JOB: All lines in which the word "English" occurs are to be extracted.

Data listing
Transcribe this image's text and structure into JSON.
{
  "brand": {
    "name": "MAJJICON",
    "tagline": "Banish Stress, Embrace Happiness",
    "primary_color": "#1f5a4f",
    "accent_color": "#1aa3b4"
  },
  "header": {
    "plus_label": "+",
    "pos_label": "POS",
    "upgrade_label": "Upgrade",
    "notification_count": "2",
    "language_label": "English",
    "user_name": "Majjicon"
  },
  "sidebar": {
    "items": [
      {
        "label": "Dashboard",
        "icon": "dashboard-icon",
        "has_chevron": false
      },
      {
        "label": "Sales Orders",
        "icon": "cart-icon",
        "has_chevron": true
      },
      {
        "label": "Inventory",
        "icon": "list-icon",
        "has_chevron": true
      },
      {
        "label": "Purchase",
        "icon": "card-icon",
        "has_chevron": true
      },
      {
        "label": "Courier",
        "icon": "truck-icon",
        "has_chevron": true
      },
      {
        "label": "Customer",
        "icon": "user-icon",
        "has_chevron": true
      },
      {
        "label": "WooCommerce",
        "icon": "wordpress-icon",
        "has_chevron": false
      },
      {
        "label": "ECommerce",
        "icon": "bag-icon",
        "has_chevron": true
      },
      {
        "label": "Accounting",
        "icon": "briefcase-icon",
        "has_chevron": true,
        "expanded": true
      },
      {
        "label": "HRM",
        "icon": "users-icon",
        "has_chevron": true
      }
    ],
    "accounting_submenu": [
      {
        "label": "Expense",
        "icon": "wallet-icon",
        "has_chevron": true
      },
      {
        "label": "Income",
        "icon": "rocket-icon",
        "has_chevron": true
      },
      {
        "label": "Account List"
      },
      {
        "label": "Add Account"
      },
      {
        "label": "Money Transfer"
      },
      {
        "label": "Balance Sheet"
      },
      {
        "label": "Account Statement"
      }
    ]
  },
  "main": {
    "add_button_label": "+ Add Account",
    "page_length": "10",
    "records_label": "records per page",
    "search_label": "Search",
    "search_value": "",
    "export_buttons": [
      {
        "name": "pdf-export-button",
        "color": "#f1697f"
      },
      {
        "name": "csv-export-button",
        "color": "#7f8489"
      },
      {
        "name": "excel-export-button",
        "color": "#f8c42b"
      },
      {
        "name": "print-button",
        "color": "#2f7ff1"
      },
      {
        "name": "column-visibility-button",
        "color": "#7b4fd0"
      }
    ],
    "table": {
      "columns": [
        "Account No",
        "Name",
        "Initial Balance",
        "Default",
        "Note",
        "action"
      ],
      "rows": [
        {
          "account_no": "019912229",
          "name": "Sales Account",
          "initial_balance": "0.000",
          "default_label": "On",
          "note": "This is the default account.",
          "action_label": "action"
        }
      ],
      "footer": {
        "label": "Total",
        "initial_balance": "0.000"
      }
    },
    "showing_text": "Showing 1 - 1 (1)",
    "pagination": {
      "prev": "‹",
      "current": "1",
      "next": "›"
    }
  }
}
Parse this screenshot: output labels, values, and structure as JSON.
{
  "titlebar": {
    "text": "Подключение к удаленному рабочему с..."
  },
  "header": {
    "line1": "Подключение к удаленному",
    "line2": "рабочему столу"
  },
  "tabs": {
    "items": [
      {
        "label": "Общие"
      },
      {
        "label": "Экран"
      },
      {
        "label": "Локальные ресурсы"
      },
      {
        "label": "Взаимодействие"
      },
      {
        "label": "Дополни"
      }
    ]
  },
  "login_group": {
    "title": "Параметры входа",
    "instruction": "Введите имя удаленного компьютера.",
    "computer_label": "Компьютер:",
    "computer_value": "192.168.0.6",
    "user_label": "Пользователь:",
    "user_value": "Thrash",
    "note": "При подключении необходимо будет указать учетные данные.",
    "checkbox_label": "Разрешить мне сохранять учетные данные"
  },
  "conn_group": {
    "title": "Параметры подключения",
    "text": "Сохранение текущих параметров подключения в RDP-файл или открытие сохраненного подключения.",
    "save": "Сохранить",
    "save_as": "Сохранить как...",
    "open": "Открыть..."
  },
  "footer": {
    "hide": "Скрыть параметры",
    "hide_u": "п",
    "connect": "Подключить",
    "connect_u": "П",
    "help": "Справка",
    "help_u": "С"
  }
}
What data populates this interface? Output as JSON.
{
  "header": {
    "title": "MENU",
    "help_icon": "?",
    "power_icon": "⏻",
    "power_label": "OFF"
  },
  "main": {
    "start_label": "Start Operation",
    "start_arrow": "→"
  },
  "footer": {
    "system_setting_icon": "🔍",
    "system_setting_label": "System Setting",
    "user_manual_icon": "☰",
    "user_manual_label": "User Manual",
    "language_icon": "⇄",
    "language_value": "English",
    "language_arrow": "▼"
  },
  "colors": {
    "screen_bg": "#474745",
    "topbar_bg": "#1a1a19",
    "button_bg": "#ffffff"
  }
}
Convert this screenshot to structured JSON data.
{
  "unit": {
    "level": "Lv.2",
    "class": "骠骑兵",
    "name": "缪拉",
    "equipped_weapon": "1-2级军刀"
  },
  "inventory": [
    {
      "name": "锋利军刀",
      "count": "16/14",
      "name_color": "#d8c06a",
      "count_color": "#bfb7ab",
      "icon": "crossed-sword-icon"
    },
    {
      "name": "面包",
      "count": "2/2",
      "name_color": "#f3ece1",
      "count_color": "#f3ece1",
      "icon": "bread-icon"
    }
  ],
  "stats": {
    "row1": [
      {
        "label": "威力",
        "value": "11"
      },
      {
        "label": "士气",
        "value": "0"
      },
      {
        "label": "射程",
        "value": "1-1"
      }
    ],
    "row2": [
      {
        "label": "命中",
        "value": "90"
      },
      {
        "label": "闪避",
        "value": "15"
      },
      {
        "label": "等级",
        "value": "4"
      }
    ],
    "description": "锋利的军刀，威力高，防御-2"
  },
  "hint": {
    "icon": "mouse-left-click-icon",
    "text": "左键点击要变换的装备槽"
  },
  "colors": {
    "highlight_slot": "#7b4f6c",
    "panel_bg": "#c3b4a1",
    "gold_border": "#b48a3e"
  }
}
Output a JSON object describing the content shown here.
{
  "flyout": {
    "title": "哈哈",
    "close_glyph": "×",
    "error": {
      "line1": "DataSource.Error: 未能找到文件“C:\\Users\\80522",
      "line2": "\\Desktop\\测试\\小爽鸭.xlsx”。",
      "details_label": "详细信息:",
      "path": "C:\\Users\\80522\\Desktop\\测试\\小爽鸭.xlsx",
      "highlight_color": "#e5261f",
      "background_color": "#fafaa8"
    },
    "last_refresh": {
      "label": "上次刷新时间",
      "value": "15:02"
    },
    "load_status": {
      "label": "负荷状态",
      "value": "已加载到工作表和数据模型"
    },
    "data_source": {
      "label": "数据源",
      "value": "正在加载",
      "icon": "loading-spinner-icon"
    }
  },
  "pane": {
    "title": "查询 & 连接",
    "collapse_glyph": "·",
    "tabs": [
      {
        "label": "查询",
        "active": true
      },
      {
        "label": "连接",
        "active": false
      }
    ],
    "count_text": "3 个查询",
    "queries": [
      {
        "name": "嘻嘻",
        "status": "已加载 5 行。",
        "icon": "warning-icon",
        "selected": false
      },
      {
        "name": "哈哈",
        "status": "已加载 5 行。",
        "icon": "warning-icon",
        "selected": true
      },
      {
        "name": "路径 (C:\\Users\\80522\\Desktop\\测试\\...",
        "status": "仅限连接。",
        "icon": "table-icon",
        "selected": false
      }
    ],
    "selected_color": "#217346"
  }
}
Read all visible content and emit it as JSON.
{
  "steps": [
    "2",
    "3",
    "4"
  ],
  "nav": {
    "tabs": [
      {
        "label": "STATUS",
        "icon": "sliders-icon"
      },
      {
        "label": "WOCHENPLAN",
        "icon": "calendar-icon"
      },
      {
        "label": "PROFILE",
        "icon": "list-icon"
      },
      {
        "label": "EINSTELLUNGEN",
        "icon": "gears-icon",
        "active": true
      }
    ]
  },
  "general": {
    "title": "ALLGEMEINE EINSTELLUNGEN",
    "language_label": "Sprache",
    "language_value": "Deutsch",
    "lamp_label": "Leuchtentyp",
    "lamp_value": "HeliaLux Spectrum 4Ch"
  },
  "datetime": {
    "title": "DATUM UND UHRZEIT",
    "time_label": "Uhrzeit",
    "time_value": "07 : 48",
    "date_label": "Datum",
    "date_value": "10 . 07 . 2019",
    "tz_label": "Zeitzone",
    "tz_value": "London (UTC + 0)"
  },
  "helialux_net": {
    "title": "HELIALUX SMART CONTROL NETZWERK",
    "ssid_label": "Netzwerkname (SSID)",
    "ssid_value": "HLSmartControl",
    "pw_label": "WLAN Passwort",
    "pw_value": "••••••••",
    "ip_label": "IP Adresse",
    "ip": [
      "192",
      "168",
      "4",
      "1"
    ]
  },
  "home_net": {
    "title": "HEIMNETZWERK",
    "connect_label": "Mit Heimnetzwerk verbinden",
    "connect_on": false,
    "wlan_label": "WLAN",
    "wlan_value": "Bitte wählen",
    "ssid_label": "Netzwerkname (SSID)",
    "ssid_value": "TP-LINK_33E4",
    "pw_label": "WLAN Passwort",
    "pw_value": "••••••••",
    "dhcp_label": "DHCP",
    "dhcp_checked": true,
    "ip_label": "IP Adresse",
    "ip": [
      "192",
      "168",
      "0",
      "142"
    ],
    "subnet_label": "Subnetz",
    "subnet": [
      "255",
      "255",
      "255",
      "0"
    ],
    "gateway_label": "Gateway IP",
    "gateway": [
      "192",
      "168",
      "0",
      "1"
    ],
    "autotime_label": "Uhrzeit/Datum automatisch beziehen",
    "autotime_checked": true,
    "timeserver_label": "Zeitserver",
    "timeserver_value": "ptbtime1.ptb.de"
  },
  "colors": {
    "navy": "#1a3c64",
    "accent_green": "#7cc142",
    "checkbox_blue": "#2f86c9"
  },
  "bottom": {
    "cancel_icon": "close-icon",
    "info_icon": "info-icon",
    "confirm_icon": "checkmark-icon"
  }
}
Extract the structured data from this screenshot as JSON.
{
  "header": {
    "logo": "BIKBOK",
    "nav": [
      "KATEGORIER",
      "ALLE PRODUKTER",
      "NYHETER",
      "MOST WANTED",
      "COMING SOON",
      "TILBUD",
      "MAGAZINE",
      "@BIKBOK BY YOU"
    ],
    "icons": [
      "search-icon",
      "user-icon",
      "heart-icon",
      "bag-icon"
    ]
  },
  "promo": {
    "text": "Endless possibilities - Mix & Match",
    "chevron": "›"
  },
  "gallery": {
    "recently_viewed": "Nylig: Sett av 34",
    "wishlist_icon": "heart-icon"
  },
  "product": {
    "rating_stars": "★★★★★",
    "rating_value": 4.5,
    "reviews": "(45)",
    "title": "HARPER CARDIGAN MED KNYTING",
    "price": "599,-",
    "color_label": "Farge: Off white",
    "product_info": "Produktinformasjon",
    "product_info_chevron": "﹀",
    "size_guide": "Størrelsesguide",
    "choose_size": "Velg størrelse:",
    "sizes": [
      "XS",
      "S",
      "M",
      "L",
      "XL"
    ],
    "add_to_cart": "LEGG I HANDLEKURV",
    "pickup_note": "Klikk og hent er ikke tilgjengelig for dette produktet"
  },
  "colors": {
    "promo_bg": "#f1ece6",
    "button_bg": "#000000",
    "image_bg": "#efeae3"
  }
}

COMPLETE ANSWER:
    "language_label": "English",
    "language_value": "English",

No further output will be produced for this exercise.